◆ **YOUR OBJECTIVE**
Write out each line exactly as it stands, please.

[Figure record extracts]
++++

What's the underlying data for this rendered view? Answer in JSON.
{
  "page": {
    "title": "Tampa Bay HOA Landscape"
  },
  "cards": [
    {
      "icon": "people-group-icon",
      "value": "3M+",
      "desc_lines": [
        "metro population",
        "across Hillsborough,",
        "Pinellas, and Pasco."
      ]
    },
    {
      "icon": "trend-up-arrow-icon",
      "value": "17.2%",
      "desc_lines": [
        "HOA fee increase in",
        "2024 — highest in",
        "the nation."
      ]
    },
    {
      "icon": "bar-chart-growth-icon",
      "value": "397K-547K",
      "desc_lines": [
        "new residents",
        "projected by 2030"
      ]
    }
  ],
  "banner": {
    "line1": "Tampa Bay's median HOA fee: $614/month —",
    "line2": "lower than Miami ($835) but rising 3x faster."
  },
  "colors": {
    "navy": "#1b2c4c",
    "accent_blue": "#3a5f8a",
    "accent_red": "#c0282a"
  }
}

++++

◆ **OUTPUT**
What's the underlying data for this rendered view? Answer in JSON.
{
  "page": {
    "title": "Tampa Bay HOA Landscape"
  },
  "cards": [
    {
      "icon": "people-group-icon",
      "value": "3M+",
      "desc_lines": [
        "metro population",
        "across Hillsborough,",
        "Pinellas, and Pasco."
      ]
    },
    {
      "icon": "trend-up-arrow-icon",
      "value": "17.2%",
      "desc_lines": [
        "HOA fee increase in",
        "2024 — highest in",
        "the nation."
      ]
    },
    {
      "icon": "bar-chart-growth-icon",
      "value": "397K-547K",
      "desc_lines": [
        "new residents",
        "projected by 2030"
      ]
    }
  ],
  "banner": {
    "line1": "Tampa Bay's median HOA fee: $614/month —",
    "line2": "lower than Miami ($835) but rising 3x faster."
  },
  "colors": {
    "navy": "#1b2c4c",
    "accent_blue": "#3a5f8a",
    "accent_red": "#c0282a"
  }
}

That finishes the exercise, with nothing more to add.